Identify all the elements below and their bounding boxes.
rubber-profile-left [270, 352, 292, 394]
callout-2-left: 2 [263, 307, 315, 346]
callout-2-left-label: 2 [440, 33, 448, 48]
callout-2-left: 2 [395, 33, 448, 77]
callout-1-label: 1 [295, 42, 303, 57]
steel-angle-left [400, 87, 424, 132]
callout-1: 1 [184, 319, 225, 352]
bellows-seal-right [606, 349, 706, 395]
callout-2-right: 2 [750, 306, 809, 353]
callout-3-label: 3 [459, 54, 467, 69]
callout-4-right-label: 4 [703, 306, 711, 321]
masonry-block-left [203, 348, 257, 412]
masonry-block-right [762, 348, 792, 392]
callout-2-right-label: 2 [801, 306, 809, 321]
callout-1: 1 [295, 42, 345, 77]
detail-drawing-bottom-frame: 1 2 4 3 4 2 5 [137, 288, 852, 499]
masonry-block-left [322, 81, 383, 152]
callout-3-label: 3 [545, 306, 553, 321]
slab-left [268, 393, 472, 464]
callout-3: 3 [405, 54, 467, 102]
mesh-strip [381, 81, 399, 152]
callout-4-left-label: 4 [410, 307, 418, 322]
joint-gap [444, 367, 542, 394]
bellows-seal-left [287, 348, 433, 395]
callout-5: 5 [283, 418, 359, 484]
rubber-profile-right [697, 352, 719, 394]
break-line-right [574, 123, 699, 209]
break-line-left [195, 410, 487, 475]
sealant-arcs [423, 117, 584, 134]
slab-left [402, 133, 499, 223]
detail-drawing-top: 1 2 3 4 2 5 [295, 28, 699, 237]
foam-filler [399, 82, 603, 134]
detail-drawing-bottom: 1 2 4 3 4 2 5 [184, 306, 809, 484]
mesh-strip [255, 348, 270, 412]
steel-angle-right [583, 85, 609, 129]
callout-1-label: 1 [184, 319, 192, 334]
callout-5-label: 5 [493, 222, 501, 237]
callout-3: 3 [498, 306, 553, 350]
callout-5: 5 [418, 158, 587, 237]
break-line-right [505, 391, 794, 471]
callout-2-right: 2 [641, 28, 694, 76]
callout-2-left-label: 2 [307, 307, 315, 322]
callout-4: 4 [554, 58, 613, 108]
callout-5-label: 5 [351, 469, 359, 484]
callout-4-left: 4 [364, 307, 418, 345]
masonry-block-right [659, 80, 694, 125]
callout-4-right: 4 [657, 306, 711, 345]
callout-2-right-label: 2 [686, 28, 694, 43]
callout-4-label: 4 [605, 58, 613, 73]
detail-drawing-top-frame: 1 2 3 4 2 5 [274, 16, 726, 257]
★ ★ ★ ★ ★
● Directions
Copy all of the items above line by line, changing nothing.

● Expected output
Identify all the elements below and their bounding boxes.
rubber-profile-left [270, 352, 292, 394]
callout-2-left: 2 [263, 307, 315, 346]
callout-2-left-label: 2 [440, 33, 448, 48]
callout-2-left: 2 [395, 33, 448, 77]
callout-1-label: 1 [295, 42, 303, 57]
steel-angle-left [400, 87, 424, 132]
callout-1: 1 [184, 319, 225, 352]
bellows-seal-right [606, 349, 706, 395]
callout-2-right: 2 [750, 306, 809, 353]
callout-3-label: 3 [459, 54, 467, 69]
callout-4-right-label: 4 [703, 306, 711, 321]
masonry-block-left [203, 348, 257, 412]
masonry-block-right [762, 348, 792, 392]
callout-2-right-label: 2 [801, 306, 809, 321]
callout-1: 1 [295, 42, 345, 77]
detail-drawing-bottom-frame: 1 2 4 3 4 2 5 [137, 288, 852, 499]
masonry-block-left [322, 81, 383, 152]
callout-3-label: 3 [545, 306, 553, 321]
slab-left [268, 393, 472, 464]
callout-3: 3 [405, 54, 467, 102]
mesh-strip [381, 81, 399, 152]
callout-4-left-label: 4 [410, 307, 418, 322]
joint-gap [444, 367, 542, 394]
bellows-seal-left [287, 348, 433, 395]
callout-5: 5 [283, 418, 359, 484]
rubber-profile-right [697, 352, 719, 394]
break-line-right [574, 123, 699, 209]
break-line-left [195, 410, 487, 475]
sealant-arcs [423, 117, 584, 134]
slab-left [402, 133, 499, 223]
detail-drawing-top: 1 2 3 4 2 5 [295, 28, 699, 237]
foam-filler [399, 82, 603, 134]
detail-drawing-bottom: 1 2 4 3 4 2 5 [184, 306, 809, 484]
mesh-strip [255, 348, 270, 412]
steel-angle-right [583, 85, 609, 129]
callout-1-label: 1 [184, 319, 192, 334]
callout-5-label: 5 [493, 222, 501, 237]
callout-3: 3 [498, 306, 553, 350]
callout-5: 5 [418, 158, 587, 237]
break-line-right [505, 391, 794, 471]
callout-2-right: 2 [641, 28, 694, 76]
callout-2-left-label: 2 [307, 307, 315, 322]
callout-4: 4 [554, 58, 613, 108]
callout-5-label: 5 [351, 469, 359, 484]
callout-4-left: 4 [364, 307, 418, 345]
masonry-block-right [659, 80, 694, 125]
callout-4-right: 4 [657, 306, 711, 345]
callout-2-right-label: 2 [686, 28, 694, 43]
callout-4-label: 4 [605, 58, 613, 73]
detail-drawing-top-frame: 1 2 3 4 2 5 [274, 16, 726, 257]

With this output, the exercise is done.